DIRECTIVE
Reproduce the entries in full, with no changes.

★ ★ ★ ★ ★ ★ ★

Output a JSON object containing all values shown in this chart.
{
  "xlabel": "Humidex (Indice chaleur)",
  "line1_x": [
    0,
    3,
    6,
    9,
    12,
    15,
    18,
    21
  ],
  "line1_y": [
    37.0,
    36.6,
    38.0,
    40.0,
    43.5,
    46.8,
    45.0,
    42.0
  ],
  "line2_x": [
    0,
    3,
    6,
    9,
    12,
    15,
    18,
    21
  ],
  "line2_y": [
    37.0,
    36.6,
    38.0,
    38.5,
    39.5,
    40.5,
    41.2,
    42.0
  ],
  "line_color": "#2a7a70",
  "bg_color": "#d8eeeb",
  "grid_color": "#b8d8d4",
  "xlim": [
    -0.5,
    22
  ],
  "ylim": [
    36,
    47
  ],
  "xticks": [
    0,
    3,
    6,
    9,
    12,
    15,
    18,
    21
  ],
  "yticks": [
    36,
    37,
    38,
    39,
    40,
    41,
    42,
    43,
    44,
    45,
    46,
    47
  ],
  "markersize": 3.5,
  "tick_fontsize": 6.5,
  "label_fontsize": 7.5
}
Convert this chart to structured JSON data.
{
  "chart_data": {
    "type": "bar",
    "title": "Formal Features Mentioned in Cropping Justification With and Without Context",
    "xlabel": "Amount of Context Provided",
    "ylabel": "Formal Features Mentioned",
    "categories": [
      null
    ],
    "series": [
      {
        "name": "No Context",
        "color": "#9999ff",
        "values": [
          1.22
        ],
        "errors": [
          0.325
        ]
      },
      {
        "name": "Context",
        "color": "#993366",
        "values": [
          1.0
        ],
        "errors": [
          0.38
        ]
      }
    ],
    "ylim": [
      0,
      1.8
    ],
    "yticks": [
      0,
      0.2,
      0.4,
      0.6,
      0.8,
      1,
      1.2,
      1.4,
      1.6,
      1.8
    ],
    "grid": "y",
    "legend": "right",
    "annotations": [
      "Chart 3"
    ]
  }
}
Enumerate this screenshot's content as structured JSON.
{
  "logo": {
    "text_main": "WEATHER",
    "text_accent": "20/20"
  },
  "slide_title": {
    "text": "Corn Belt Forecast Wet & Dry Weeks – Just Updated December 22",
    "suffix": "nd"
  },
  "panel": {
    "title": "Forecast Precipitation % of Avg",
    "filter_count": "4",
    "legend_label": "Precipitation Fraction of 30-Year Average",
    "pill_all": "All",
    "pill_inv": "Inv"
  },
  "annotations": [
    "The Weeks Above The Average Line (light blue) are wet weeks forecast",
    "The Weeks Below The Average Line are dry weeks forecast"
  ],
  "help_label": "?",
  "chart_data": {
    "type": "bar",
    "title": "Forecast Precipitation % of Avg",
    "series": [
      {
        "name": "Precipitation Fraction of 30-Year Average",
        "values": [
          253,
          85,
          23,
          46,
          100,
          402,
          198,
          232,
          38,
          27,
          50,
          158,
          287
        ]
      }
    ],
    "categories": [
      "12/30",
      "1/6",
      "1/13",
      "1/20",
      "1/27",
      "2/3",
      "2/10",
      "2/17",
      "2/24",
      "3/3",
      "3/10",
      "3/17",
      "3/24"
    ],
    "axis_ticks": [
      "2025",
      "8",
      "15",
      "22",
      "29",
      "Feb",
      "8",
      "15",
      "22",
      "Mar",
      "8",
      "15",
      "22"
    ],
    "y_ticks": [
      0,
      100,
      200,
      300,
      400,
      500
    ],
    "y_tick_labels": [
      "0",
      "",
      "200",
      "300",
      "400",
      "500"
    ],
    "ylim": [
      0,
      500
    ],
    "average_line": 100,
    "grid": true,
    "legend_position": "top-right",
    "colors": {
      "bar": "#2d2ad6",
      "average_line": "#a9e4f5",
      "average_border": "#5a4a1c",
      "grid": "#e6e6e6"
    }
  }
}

★ ★ ★ ★ ★ ★ ★

SOLUTION FOR THIS TASK
Output a JSON object containing all values shown in this chart.
{
  "xlabel": "Humidex (Indice chaleur)",
  "line1_x": [
    0,
    3,
    6,
    9,
    12,
    15,
    18,
    21
  ],
  "line1_y": [
    37.0,
    36.6,
    38.0,
    40.0,
    43.5,
    46.8,
    45.0,
    42.0
  ],
  "line2_x": [
    0,
    3,
    6,
    9,
    12,
    15,
    18,
    21
  ],
  "line2_y": [
    37.0,
    36.6,
    38.0,
    38.5,
    39.5,
    40.5,
    41.2,
    42.0
  ],
  "line_color": "#2a7a70",
  "bg_color": "#d8eeeb",
  "grid_color": "#b8d8d4",
  "xlim": [
    -0.5,
    22
  ],
  "ylim": [
    36,
    47
  ],
  "xticks": [
    0,
    3,
    6,
    9,
    12,
    15,
    18,
    21
  ],
  "yticks": [
    36,
    37,
    38,
    39,
    40,
    41,
    42,
    43,
    44,
    45,
    46,
    47
  ],
  "markersize": 3.5,
  "tick_fontsize": 6.5,
  "label_fontsize": 7.5
}
Convert this chart to structured JSON data.
{
  "chart_data": {
    "type": "bar",
    "title": "Formal Features Mentioned in Cropping Justification With and Without Context",
    "xlabel": "Amount of Context Provided",
    "ylabel": "Formal Features Mentioned",
    "categories": [
      null
    ],
    "series": [
      {
        "name": "No Context",
        "color": "#9999ff",
        "values": [
          1.22
        ],
        "errors": [
          0.325
        ]
      },
      {
        "name": "Context",
        "color": "#993366",
        "values": [
          1.0
        ],
        "errors": [
          0.38
        ]
      }
    ],
    "ylim": [
      0,
      1.8
    ],
    "yticks": [
      0,
      0.2,
      0.4,
      0.6,
      0.8,
      1,
      1.2,
      1.4,
      1.6,
      1.8
    ],
    "grid": "y",
    "legend": "right",
    "annotations": [
      "Chart 3"
    ]
  }
}
Enumerate this screenshot's content as structured JSON.
{
  "logo": {
    "text_main": "WEATHER",
    "text_accent": "20/20"
  },
  "slide_title": {
    "text": "Corn Belt Forecast Wet & Dry Weeks – Just Updated December 22",
    "suffix": "nd"
  },
  "panel": {
    "title": "Forecast Precipitation % of Avg",
    "filter_count": "4",
    "legend_label": "Precipitation Fraction of 30-Year Average",
    "pill_all": "All",
    "pill_inv": "Inv"
  },
  "annotations": [
    "The Weeks Above The Average Line (light blue) are wet weeks forecast",
    "The Weeks Below The Average Line are dry weeks forecast"
  ],
  "help_label": "?",
  "chart_data": {
    "type": "bar",
    "title": "Forecast Precipitation % of Avg",
    "series": [
      {
        "name": "Precipitation Fraction of 30-Year Average",
        "values": [
          253,
          85,
          23,
          46,
          100,
          402,
          198,
          232,
          38,
          27,
          50,
          158,
          287
        ]
      }
    ],
    "categories": [
      "12/30",
      "1/6",
      "1/13",
      "1/20",
      "1/27",
      "2/3",
      "2/10",
      "2/17",
      "2/24",
      "3/3",
      "3/10",
      "3/17",
      "3/24"
    ],
    "axis_ticks": [
      "2025",
      "8",
      "15",
      "22",
      "29",
      "Feb",
      "8",
      "15",
      "22",
      "Mar",
      "8",
      "15",
      "22"
    ],
    "y_ticks": [
      0,
      100,
      200,
      300,
      400,
      500
    ],
    "y_tick_labels": [
      "0",
      "",
      "200",
      "300",
      "400",
      "500"
    ],
    "ylim": [
      0,
      500
    ],
    "average_line": 100,
    "grid": true,
    "legend_position": "top-right",
    "colors": {
      "bar": "#2d2ad6",
      "average_line": "#a9e4f5",
      "average_border": "#5a4a1c",
      "grid": "#e6e6e6"
    }
  }
}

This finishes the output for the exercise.